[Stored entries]
____

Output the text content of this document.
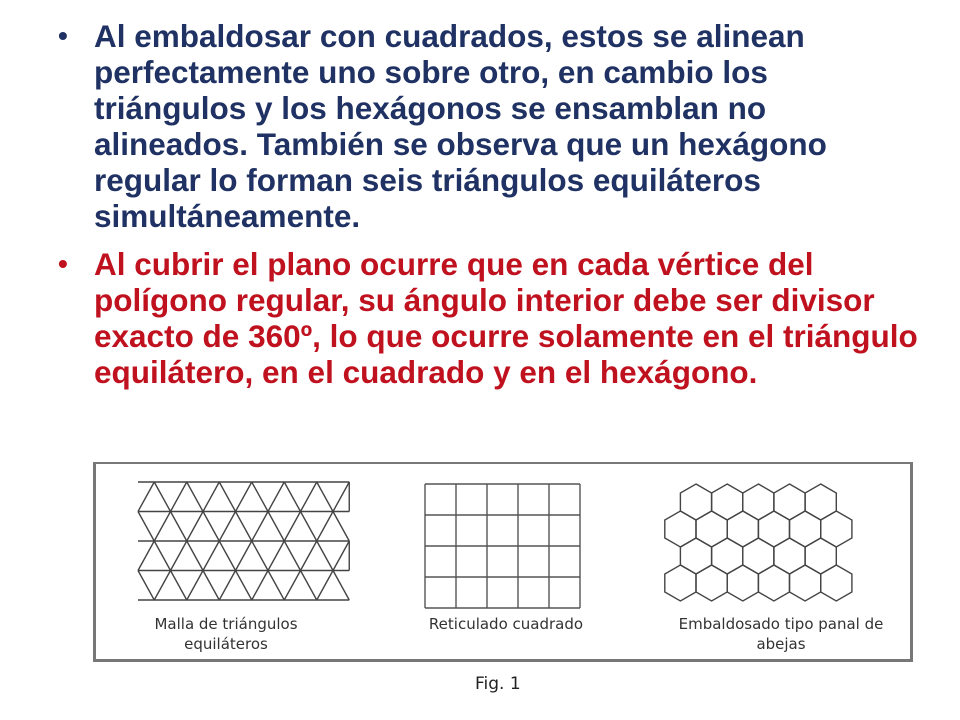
• Al embaldosar con cuadrados, estos se alinean perfectamente uno sobre otro, en cambio los triángulos y los hexágonos se ensamblan no alineados. También se observa que un hexágono regular lo forman seis triángulos equiláteros simultáneamente.
• Al cubrir el plano ocurre que en cada vértice del polígono regular, su ángulo interior debe ser divisor exacto de 360º, lo que ocurre solamente en el triángulo equilátero, en el cuadrado y en el hexágono.
Malla de triángulos equiláteros
Reticulado cuadrado	Embaldosado tipo panal de abejas
Fig. 1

____

• [TASK DESCRIPTION]
Restate the data above exactly, stripping out each image.

• [WRITTEN REPLY]
Output the text content of this document.
• Al embaldosar con cuadrados, estos se alinean perfectamente uno sobre otro, en cambio los triángulos y los hexágonos se ensamblan no alineados. También se observa que un hexágono regular lo forman seis triángulos equiláteros simultáneamente.
• Al cubrir el plano ocurre que en cada vértice del polígono regular, su ángulo interior debe ser divisor exacto de 360º, lo que ocurre solamente en el triángulo equilátero, en el cuadrado y en el hexágono.
Malla de triángulos equiláteros
Reticulado cuadrado	Embaldosado tipo panal de abejas
Fig. 1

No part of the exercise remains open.